→ **Passage provided**:
Introduced: Jan 16, 2025
Sponsor: Rep. Connolly, Gerald E. [D-VA-11] (D-Virginia)
Financial Services
Standard Summary
Comprehensive overview in 1-2 paragraphs

The FAIR Act (Federal Adjustment of Income Rates Act) would lock in pay increases for federal employees in calendar year 2026. Specifically, it would set a 3.3% raise to base pay for workers covered by statutory pay systems and for prevailing-rate (wage area) employees, and it would add a 1% increase to locality pay. Taken together, these adjustments amount to an overall roughly 4.3% pay increase for many federal employees in 2026. The bill also bypasses the normal wage-survey process for prevailing-rate pay in 2026, effectively guaranteeing the 3.3% increase for that year. The short title and core adjustments are codified in sections drawing on existing pay authorities in Title 5 of the U.S. Code.

Key Points

  • 1Applies to calendar year 2026 and targets federal pay under statutory pay systems and prevailing-rate (wage area) pay structures.

→ **Material shown**:
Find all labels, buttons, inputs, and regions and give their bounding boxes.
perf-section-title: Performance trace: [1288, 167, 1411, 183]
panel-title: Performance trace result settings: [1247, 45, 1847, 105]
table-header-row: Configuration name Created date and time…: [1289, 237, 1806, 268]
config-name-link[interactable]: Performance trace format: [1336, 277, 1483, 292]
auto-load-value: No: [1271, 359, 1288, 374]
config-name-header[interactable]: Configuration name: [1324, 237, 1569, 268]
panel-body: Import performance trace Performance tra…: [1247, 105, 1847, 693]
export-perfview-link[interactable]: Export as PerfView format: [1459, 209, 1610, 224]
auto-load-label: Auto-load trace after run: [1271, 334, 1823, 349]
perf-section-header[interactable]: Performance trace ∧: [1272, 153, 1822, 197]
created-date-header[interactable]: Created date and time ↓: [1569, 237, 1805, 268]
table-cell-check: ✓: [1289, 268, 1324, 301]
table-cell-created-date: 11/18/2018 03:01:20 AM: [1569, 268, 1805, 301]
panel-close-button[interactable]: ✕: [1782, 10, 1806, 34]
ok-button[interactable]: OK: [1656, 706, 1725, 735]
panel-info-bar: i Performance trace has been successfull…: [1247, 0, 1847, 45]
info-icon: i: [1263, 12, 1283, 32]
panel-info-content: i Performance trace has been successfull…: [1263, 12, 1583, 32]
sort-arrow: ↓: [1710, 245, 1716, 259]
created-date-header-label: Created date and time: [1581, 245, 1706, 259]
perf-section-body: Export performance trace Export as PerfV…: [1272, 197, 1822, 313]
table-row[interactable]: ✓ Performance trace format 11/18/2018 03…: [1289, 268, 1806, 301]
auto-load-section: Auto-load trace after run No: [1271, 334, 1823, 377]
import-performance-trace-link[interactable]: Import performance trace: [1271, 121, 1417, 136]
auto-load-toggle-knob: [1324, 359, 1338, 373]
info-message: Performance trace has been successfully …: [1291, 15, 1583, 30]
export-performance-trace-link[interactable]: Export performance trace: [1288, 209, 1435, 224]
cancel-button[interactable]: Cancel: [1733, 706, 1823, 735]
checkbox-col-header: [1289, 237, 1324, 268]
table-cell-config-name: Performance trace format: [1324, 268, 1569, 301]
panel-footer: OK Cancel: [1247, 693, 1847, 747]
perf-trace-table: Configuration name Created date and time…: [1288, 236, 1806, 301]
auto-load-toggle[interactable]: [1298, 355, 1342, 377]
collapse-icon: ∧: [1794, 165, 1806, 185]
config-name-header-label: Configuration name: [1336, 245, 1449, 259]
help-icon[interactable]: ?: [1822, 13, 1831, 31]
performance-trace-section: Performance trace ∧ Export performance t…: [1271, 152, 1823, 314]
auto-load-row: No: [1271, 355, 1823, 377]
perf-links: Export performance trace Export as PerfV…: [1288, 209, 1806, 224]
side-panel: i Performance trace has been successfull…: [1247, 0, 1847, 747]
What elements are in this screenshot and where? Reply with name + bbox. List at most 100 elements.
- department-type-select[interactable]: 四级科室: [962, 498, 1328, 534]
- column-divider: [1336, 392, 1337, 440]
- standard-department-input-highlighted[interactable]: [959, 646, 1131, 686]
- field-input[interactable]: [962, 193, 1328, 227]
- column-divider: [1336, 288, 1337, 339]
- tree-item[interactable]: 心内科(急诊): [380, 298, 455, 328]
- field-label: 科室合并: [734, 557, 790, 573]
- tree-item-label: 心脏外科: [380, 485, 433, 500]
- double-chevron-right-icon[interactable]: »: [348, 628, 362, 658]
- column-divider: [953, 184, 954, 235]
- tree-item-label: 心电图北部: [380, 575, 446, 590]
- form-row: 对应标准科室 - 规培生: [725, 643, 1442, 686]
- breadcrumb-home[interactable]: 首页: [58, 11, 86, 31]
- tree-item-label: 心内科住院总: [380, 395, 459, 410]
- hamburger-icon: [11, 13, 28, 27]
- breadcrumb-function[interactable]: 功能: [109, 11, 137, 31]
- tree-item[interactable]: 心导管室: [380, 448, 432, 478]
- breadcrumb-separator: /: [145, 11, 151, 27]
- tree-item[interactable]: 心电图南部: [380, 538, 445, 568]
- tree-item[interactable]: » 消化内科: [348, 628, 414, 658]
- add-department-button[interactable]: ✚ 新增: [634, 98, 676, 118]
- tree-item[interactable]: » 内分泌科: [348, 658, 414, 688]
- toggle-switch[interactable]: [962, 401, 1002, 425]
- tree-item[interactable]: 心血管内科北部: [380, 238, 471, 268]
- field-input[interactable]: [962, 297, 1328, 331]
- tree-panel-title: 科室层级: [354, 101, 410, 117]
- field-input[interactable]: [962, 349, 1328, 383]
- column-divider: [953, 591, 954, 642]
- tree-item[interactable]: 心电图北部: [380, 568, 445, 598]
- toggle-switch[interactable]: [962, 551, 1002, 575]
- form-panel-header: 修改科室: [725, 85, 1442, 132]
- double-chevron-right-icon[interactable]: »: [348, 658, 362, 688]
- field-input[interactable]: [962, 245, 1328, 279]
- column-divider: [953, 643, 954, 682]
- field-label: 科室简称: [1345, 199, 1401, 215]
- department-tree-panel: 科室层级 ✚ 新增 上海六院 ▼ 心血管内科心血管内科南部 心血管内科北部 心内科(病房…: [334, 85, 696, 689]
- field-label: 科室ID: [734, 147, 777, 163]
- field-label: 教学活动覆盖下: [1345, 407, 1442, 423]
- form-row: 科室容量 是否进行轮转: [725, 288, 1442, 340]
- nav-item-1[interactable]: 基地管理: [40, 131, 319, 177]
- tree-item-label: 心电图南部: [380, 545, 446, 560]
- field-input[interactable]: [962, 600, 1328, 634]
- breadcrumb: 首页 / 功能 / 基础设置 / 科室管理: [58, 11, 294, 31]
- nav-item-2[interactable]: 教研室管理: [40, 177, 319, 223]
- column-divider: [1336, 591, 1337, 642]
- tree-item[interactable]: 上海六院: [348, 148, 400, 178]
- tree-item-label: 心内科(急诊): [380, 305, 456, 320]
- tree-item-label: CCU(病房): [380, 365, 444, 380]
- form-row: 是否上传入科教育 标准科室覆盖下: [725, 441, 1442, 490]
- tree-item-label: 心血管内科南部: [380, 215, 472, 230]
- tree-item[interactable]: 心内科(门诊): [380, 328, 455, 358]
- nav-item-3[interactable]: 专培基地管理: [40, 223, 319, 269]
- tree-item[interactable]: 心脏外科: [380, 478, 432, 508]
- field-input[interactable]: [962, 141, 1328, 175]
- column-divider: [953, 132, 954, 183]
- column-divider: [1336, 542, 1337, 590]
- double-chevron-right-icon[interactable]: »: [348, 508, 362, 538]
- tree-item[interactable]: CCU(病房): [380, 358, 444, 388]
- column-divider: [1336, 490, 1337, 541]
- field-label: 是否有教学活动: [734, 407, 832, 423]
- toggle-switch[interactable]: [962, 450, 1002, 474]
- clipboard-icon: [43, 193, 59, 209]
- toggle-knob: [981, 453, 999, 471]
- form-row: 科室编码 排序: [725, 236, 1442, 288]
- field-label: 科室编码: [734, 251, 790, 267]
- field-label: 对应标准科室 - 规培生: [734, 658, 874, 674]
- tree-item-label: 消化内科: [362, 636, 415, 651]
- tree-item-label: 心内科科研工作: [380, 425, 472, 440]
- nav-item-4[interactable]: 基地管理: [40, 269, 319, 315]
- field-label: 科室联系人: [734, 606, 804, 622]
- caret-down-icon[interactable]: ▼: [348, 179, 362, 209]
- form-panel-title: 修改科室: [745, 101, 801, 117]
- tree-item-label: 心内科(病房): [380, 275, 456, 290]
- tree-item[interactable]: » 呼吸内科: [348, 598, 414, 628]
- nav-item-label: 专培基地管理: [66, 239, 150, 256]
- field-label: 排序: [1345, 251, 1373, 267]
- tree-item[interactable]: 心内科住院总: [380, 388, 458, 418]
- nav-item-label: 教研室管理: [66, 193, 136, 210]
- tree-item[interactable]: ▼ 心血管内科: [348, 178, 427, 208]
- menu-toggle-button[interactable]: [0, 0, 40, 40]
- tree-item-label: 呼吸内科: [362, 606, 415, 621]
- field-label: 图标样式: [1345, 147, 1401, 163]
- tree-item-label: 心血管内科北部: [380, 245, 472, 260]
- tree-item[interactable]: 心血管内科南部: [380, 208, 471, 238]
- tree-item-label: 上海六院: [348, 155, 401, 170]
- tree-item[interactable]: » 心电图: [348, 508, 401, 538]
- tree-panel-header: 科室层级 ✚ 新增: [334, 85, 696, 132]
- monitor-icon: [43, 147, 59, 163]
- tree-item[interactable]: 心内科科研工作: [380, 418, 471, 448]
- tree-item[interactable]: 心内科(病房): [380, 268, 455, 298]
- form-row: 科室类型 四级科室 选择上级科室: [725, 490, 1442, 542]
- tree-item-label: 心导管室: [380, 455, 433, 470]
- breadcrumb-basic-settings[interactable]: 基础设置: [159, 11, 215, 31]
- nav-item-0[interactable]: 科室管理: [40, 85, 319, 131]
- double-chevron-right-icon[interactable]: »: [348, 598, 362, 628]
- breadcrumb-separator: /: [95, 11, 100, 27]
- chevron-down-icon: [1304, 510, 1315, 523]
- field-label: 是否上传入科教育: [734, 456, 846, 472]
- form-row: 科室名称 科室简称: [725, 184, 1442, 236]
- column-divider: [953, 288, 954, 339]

→ **Tasks for this exercise**:
(1) How would you render this sentence from the FAIR Act summary into Spanish: "Taken together, these adjustments amount to an overall roughly 4.3% pay increase for many federal employees in 2026."
(2) Can you update the stretch of the FAIR Act summary from "The FAIR Act" through "area) pay structures.", changing "3.3%" to "3.5%" throughout?
(3) What follows the last key point in the FAIR Act summary? Write the next part of that summary.

→ **Responses to the exercise**:
(1) En conjunto, estos ajustes suponen un aumento salarial general de aproximadamente el 4,3 % para muchos empleados federales en 2026.

(2)
The FAIR Act (Federal Adjustment of Income Rates Act) would lock in pay increases for federal employees in calendar year 2026. Specifically, it would set a 3.5% raise to base pay for workers covered by statutory pay systems and for prevailing-rate (wage area) employees, and it would add a 1% increase to locality pay. Taken together, these adjustments amount to an overall roughly 4.3% pay increase for many federal employees in 2026. The bill also bypasses the normal wage-survey process for prevailing-rate pay in 2026, effectively guaranteeing the 3.5% increase for that year. The short title and core adjustments are codified in sections drawing on existing pay authorities in Title 5 of the U.S. Code.

Key Points

  • 1Applies to calendar year 2026 and targets federal pay under statutory pay systems and prevailing-rate (wage area) pay structures.

(3)
  • 2Statutory pay systems: basic pay rates would increase by 3.3% for 2026.
  • 3Prevailing-rate employees: basic pay rates would also increase by 3.3% for 2026, with the bill waiving the usual wage-survey requirements for that year.
  • 4Locality pay: additional 1% increase to locality-based pay adjustments in 2026.
  • 5Combined effect: for most employees, total pay (base plus locality) would rise by about 4.3% in 2026. The act references 5 U.S.C. provisions (5302, 5303, 5304, 5343, 5348, 5349) to implement these changes.

Impact Areas

Primary: Federal civilian employees covered by statutory pay schedules and prevailing-rate (wage area) pay plans, including those who receive locality pay adjustments.Secondary: Federal agencies and departments that administer pay, budgets, and human resources; and, by extension, taxpayers who fund federal compensation.Additional impacts:- Administrative: bypassing the 2026 wage-survey requirement could affect how pay is calibrated against local labor markets that year.- Budgetary: increased payroll costs in 2026, potentially affecting annual appropriations and budget planning, since there is no listed offset or funding mechanism in the bill.